## THE REQUEST
Quote all of the data exactly as given. Skip every picture it contains.

Dataset rows about figures
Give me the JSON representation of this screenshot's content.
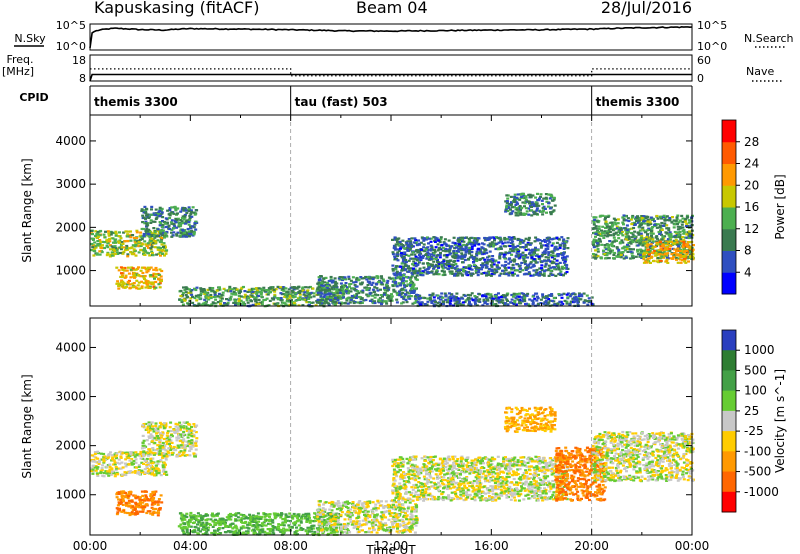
{
  "header": {
    "station": "Kapuskasing (fitACF)",
    "beam": "Beam 04",
    "date": "28/Jul/2016"
  },
  "colors": {
    "power_scale": [
      "#0000ff",
      "#2f4fc0",
      "#3a7a50",
      "#4caf50",
      "#c8c800",
      "#ff9900",
      "#ff5a00",
      "#ff0000"
    ],
    "velocity_scale": [
      "#2a3fbf",
      "#2e7d32",
      "#43a047",
      "#66cc33",
      "#c8c8c8",
      "#ffcc00",
      "#ff9900",
      "#ff6600",
      "#ff0000"
    ],
    "ground_scatter": "#c8c8c8"
  },
  "chart_data": [
    {
      "type": "line",
      "panel": "noise",
      "left_label": "N.Sky",
      "right_label": "N.Search",
      "left_ticks": [
        "10^5",
        "10^0"
      ],
      "right_ticks": [
        "10^5",
        "10^0"
      ],
      "log_scale": true,
      "series": [
        {
          "name": "N.Sky",
          "style": "solid",
          "x": [
            "00:00",
            "00:15",
            "01:00",
            "02:00",
            "03:00",
            "04:00",
            "06:00",
            "08:00",
            "10:00",
            "12:00",
            "14:00",
            "16:00",
            "18:00",
            "20:00",
            "22:00",
            "24:00"
          ],
          "values": [
            1,
            8000,
            30000,
            15000,
            12000,
            25000,
            20000,
            14000,
            8000,
            7000,
            9000,
            12000,
            14000,
            20000,
            40000,
            60000
          ]
        },
        {
          "name": "N.Search",
          "style": "dotted",
          "x": [],
          "values": []
        }
      ]
    },
    {
      "type": "line",
      "panel": "frequency",
      "left_label": "Freq. [MHz]",
      "right_label": "Nave",
      "left_ticks": [
        18,
        8
      ],
      "right_ticks": [
        60,
        0
      ],
      "series": [
        {
          "name": "Freq.",
          "style": "solid",
          "x": [
            "00:00",
            "00:05",
            "08:00",
            "24:00"
          ],
          "values": [
            8,
            10.5,
            10.5,
            10.5
          ]
        },
        {
          "name": "Nave",
          "style": "dotted",
          "x": [
            "00:00",
            "08:00",
            "08:00",
            "20:00",
            "20:00",
            "24:00"
          ],
          "values": [
            28,
            28,
            12,
            12,
            28,
            28
          ]
        }
      ]
    },
    {
      "type": "table",
      "panel": "cpid",
      "label": "CPID",
      "segments": [
        {
          "start": "00:00",
          "end": "08:00",
          "label": "themis 3300"
        },
        {
          "start": "08:00",
          "end": "20:00",
          "label": "tau (fast) 503"
        },
        {
          "start": "20:00",
          "end": "24:00",
          "label": "themis 3300"
        }
      ]
    },
    {
      "type": "heatmap",
      "panel": "power",
      "ylabel": "Slant Range [km]",
      "yticks": [
        1000,
        2000,
        3000,
        4000
      ],
      "ylim": [
        180,
        4600
      ],
      "xlim": [
        "00:00",
        "24:00"
      ],
      "colorbar": {
        "label": "Power [dB]",
        "ticks": [
          4,
          8,
          12,
          16,
          20,
          24,
          28
        ],
        "range": [
          0,
          30
        ]
      },
      "regions": [
        {
          "t0": 0.0,
          "t1": 3.0,
          "r0": 1350,
          "r1": 1950,
          "level": 16
        },
        {
          "t0": 1.0,
          "t1": 2.8,
          "r0": 600,
          "r1": 1100,
          "level": 20
        },
        {
          "t0": 2.0,
          "t1": 4.2,
          "r0": 1800,
          "r1": 2500,
          "level": 10
        },
        {
          "t0": 3.5,
          "t1": 10.0,
          "r0": 200,
          "r1": 650,
          "level": 12
        },
        {
          "t0": 9.0,
          "t1": 13.0,
          "r0": 250,
          "r1": 900,
          "level": 10
        },
        {
          "t0": 12.0,
          "t1": 19.0,
          "r0": 900,
          "r1": 1800,
          "level": 8
        },
        {
          "t0": 13.0,
          "t1": 20.0,
          "r0": 200,
          "r1": 500,
          "level": 8
        },
        {
          "t0": 16.5,
          "t1": 18.5,
          "r0": 2300,
          "r1": 2800,
          "level": 10
        },
        {
          "t0": 20.0,
          "t1": 24.0,
          "r0": 1300,
          "r1": 2300,
          "level": 12
        },
        {
          "t0": 22.0,
          "t1": 24.0,
          "r0": 1200,
          "r1": 1700,
          "level": 20
        }
      ]
    },
    {
      "type": "heatmap",
      "panel": "velocity",
      "ylabel": "Slant Range [km]",
      "xlabel": "Time UT",
      "xticks": [
        "00:00",
        "04:00",
        "08:00",
        "12:00",
        "16:00",
        "20:00",
        "00:00"
      ],
      "yticks": [
        1000,
        2000,
        3000,
        4000
      ],
      "ylim": [
        180,
        4600
      ],
      "xlim": [
        "00:00",
        "24:00"
      ],
      "colorbar": {
        "label": "Velocity [m s^-1]",
        "ticks": [
          1000,
          500,
          100,
          25,
          -25,
          -100,
          -500,
          -1000
        ]
      },
      "regions": [
        {
          "t0": 0.0,
          "t1": 3.0,
          "r0": 1400,
          "r1": 1900,
          "level": 0
        },
        {
          "t0": 1.0,
          "t1": 2.8,
          "r0": 600,
          "r1": 1100,
          "level": -500
        },
        {
          "t0": 2.0,
          "t1": 4.2,
          "r0": 1800,
          "r1": 2500,
          "level": 0
        },
        {
          "t0": 3.5,
          "t1": 10.0,
          "r0": 200,
          "r1": 650,
          "level": 100
        },
        {
          "t0": 9.0,
          "t1": 13.0,
          "r0": 250,
          "r1": 900,
          "level": 0
        },
        {
          "t0": 12.0,
          "t1": 19.0,
          "r0": 900,
          "r1": 1800,
          "level": 0
        },
        {
          "t0": 16.5,
          "t1": 18.5,
          "r0": 2300,
          "r1": 2800,
          "level": -100
        },
        {
          "t0": 18.5,
          "t1": 20.5,
          "r0": 900,
          "r1": 2000,
          "level": -500
        },
        {
          "t0": 20.0,
          "t1": 24.0,
          "r0": 1300,
          "r1": 2300,
          "level": 0
        }
      ]
    }
  ]
}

## REPLY
Give me the JSON representation of this screenshot's content.
{
  "header": {
    "station": "Kapuskasing (fitACF)",
    "beam": "Beam 04",
    "date": "28/Jul/2016"
  },
  "colors": {
    "power_scale": [
      "#0000ff",
      "#2f4fc0",
      "#3a7a50",
      "#4caf50",
      "#c8c800",
      "#ff9900",
      "#ff5a00",
      "#ff0000"
    ],
    "velocity_scale": [
      "#2a3fbf",
      "#2e7d32",
      "#43a047",
      "#66cc33",
      "#c8c8c8",
      "#ffcc00",
      "#ff9900",
      "#ff6600",
      "#ff0000"
    ],
    "ground_scatter": "#c8c8c8"
  },
  "chart_data": [
    {
      "type": "line",
      "panel": "noise",
      "left_label": "N.Sky",
      "right_label": "N.Search",
      "left_ticks": [
        "10^5",
        "10^0"
      ],
      "right_ticks": [
        "10^5",
        "10^0"
      ],
      "log_scale": true,
      "series": [
        {
          "name": "N.Sky",
          "style": "solid",
          "x": [
            "00:00",
            "00:15",
            "01:00",
            "02:00",
            "03:00",
            "04:00",
            "06:00",
            "08:00",
            "10:00",
            "12:00",
            "14:00",
            "16:00",
            "18:00",
            "20:00",
            "22:00",
            "24:00"
          ],
          "values": [
            1,
            8000,
            30000,
            15000,
            12000,
            25000,
            20000,
            14000,
            8000,
            7000,
            9000,
            12000,
            14000,
            20000,
            40000,
            60000
          ]
        },
        {
          "name": "N.Search",
          "style": "dotted",
          "x": [],
          "values": []
        }
      ]
    },
    {
      "type": "line",
      "panel": "frequency",
      "left_label": "Freq. [MHz]",
      "right_label": "Nave",
      "left_ticks": [
        18,
        8
      ],
      "right_ticks": [
        60,
        0
      ],
      "series": [
        {
          "name": "Freq.",
          "style": "solid",
          "x": [
            "00:00",
            "00:05",
            "08:00",
            "24:00"
          ],
          "values": [
            8,
            10.5,
            10.5,
            10.5
          ]
        },
        {
          "name": "Nave",
          "style": "dotted",
          "x": [
            "00:00",
            "08:00",
            "08:00",
            "20:00",
            "20:00",
            "24:00"
          ],
          "values": [
            28,
            28,
            12,
            12,
            28,
            28
          ]
        }
      ]
    },
    {
      "type": "table",
      "panel": "cpid",
      "label": "CPID",
      "segments": [
        {
          "start": "00:00",
          "end": "08:00",
          "label": "themis 3300"
        },
        {
          "start": "08:00",
          "end": "20:00",
          "label": "tau (fast) 503"
        },
        {
          "start": "20:00",
          "end": "24:00",
          "label": "themis 3300"
        }
      ]
    },
    {
      "type": "heatmap",
      "panel": "power",
      "ylabel": "Slant Range [km]",
      "yticks": [
        1000,
        2000,
        3000,
        4000
      ],
      "ylim": [
        180,
        4600
      ],
      "xlim": [
        "00:00",
        "24:00"
      ],
      "colorbar": {
        "label": "Power [dB]",
        "ticks": [
          4,
          8,
          12,
          16,
          20,
          24,
          28
        ],
        "range": [
          0,
          30
        ]
      },
      "regions": [
        {
          "t0": 0.0,
          "t1": 3.0,
          "r0": 1350,
          "r1": 1950,
          "level": 16
        },
        {
          "t0": 1.0,
          "t1": 2.8,
          "r0": 600,
          "r1": 1100,
          "level": 20
        },
        {
          "t0": 2.0,
          "t1": 4.2,
          "r0": 1800,
          "r1": 2500,
          "level": 10
        },
        {
          "t0": 3.5,
          "t1": 10.0,
          "r0": 200,
          "r1": 650,
          "level": 12
        },
        {
          "t0": 9.0,
          "t1": 13.0,
          "r0": 250,
          "r1": 900,
          "level": 10
        },
        {
          "t0": 12.0,
          "t1": 19.0,
          "r0": 900,
          "r1": 1800,
          "level": 8
        },
        {
          "t0": 13.0,
          "t1": 20.0,
          "r0": 200,
          "r1": 500,
          "level": 8
        },
        {
          "t0": 16.5,
          "t1": 18.5,
          "r0": 2300,
          "r1": 2800,
          "level": 10
        },
        {
          "t0": 20.0,
          "t1": 24.0,
          "r0": 1300,
          "r1": 2300,
          "level": 12
        },
        {
          "t0": 22.0,
          "t1": 24.0,
          "r0": 1200,
          "r1": 1700,
          "level": 20
        }
      ]
    },
    {
      "type": "heatmap",
      "panel": "velocity",
      "ylabel": "Slant Range [km]",
      "xlabel": "Time UT",
      "xticks": [
        "00:00",
        "04:00",
        "08:00",
        "12:00",
        "16:00",
        "20:00",
        "00:00"
      ],
      "yticks": [
        1000,
        2000,
        3000,
        4000
      ],
      "ylim": [
        180,
        4600
      ],
      "xlim": [
        "00:00",
        "24:00"
      ],
      "colorbar": {
        "label": "Velocity [m s^-1]",
        "ticks": [
          1000,
          500,
          100,
          25,
          -25,
          -100,
          -500,
          -1000
        ]
      },
      "regions": [
        {
          "t0": 0.0,
          "t1": 3.0,
          "r0": 1400,
          "r1": 1900,
          "level": 0
        },
        {
          "t0": 1.0,
          "t1": 2.8,
          "r0": 600,
          "r1": 1100,
          "level": -500
        },
        {
          "t0": 2.0,
          "t1": 4.2,
          "r0": 1800,
          "r1": 2500,
          "level": 0
        },
        {
          "t0": 3.5,
          "t1": 10.0,
          "r0": 200,
          "r1": 650,
          "level": 100
        },
        {
          "t0": 9.0,
          "t1": 13.0,
          "r0": 250,
          "r1": 900,
          "level": 0
        },
        {
          "t0": 12.0,
          "t1": 19.0,
          "r0": 900,
          "r1": 1800,
          "level": 0
        },
        {
          "t0": 16.5,
          "t1": 18.5,
          "r0": 2300,
          "r1": 2800,
          "level": -100
        },
        {
          "t0": 18.5,
          "t1": 20.5,
          "r0": 900,
          "r1": 2000,
          "level": -500
        },
        {
          "t0": 20.0,
          "t1": 24.0,
          "r0": 1300,
          "r1": 2300,
          "level": 0
        }
      ]
    }
  ]
}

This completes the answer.